***** Data records

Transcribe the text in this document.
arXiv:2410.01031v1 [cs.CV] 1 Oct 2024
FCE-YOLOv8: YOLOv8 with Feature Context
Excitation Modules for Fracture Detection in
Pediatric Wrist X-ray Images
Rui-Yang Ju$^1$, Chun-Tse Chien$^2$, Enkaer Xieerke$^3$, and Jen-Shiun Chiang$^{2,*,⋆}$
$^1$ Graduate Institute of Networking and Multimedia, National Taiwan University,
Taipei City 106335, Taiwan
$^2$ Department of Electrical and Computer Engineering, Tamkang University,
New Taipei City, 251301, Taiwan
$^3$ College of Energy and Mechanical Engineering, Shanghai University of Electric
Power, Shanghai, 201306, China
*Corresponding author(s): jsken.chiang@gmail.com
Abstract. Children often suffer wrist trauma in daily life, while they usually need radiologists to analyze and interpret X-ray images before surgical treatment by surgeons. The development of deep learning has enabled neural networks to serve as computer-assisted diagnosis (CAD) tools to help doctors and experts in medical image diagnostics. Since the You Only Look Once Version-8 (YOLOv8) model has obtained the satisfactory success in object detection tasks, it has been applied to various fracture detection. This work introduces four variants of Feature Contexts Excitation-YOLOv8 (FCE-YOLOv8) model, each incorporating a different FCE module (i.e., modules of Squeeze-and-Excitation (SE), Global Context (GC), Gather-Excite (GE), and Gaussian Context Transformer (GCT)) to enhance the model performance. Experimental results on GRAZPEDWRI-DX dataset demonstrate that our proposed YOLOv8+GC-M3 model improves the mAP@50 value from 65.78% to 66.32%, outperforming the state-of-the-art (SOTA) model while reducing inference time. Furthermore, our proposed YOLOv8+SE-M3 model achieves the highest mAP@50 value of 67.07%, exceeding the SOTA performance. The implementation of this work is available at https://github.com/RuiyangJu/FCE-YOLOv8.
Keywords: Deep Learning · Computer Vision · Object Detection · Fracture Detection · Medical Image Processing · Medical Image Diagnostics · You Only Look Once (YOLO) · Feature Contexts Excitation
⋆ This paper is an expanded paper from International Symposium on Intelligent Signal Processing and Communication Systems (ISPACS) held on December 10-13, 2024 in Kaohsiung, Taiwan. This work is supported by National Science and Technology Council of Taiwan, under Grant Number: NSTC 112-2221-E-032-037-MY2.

**********
***** Data records

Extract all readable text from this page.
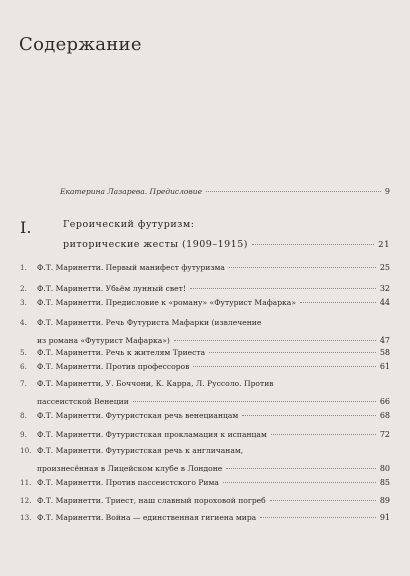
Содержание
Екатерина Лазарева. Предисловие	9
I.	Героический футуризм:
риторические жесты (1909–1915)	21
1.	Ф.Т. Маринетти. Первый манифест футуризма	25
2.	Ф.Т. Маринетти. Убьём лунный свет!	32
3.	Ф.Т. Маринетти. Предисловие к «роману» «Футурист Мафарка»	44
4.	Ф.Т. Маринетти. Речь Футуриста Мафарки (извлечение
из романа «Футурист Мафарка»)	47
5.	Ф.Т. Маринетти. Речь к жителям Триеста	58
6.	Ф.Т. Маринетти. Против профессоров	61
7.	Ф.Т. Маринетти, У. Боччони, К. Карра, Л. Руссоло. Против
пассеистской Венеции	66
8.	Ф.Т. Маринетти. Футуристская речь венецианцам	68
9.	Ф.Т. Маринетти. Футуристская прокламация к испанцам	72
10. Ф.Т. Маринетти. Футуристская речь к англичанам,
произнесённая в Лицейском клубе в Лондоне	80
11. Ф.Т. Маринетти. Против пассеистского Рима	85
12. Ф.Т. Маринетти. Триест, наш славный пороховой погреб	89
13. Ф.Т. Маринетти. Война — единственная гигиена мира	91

**********
***** Data records

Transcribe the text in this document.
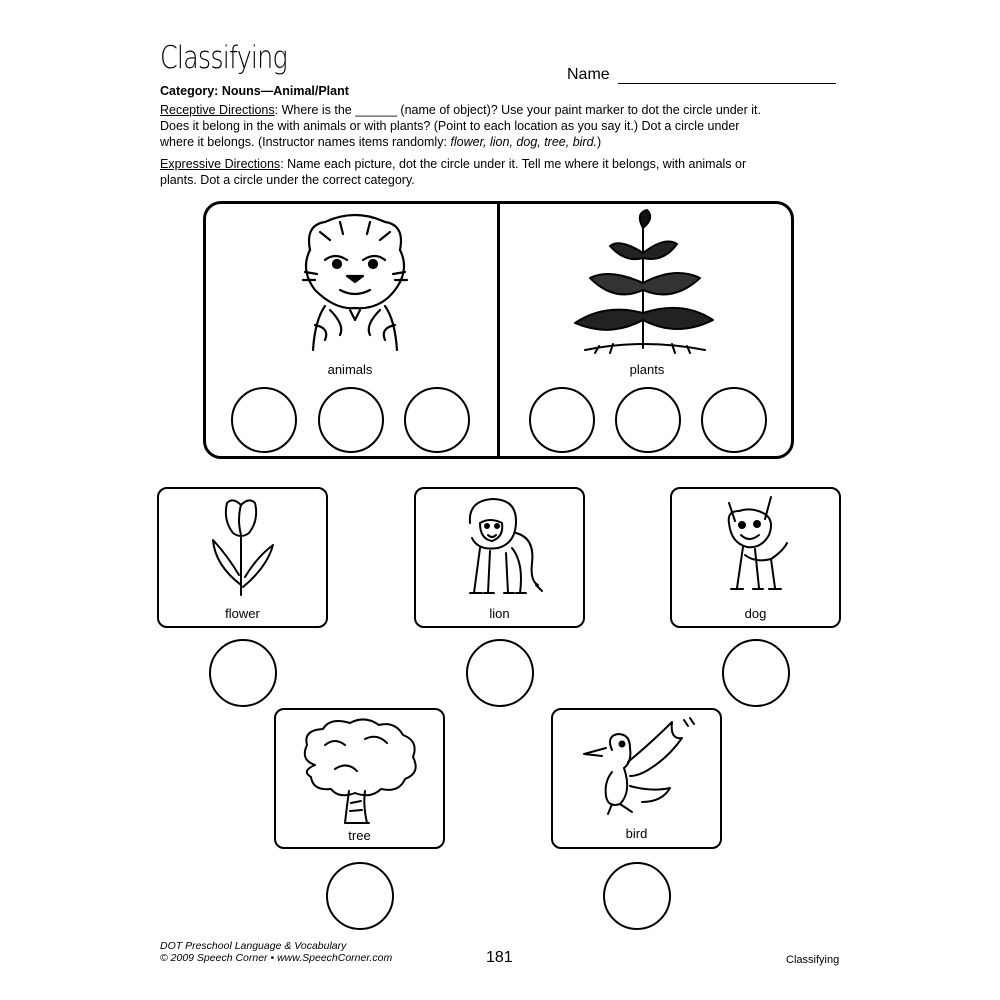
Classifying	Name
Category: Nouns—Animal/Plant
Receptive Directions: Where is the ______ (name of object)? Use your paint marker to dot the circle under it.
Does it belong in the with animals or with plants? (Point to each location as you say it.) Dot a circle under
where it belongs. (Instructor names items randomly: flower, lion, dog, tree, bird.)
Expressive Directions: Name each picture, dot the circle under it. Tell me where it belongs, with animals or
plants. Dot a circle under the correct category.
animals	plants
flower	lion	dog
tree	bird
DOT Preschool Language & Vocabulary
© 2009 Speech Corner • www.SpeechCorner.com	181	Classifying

**********

Pick out every line holding the string "Мафарка" and return it.

3.	Ф.Т. Маринетти. Предисловие к «роману» «Футурист Мафарка»	44
из романа «Футурист Мафарка»)	47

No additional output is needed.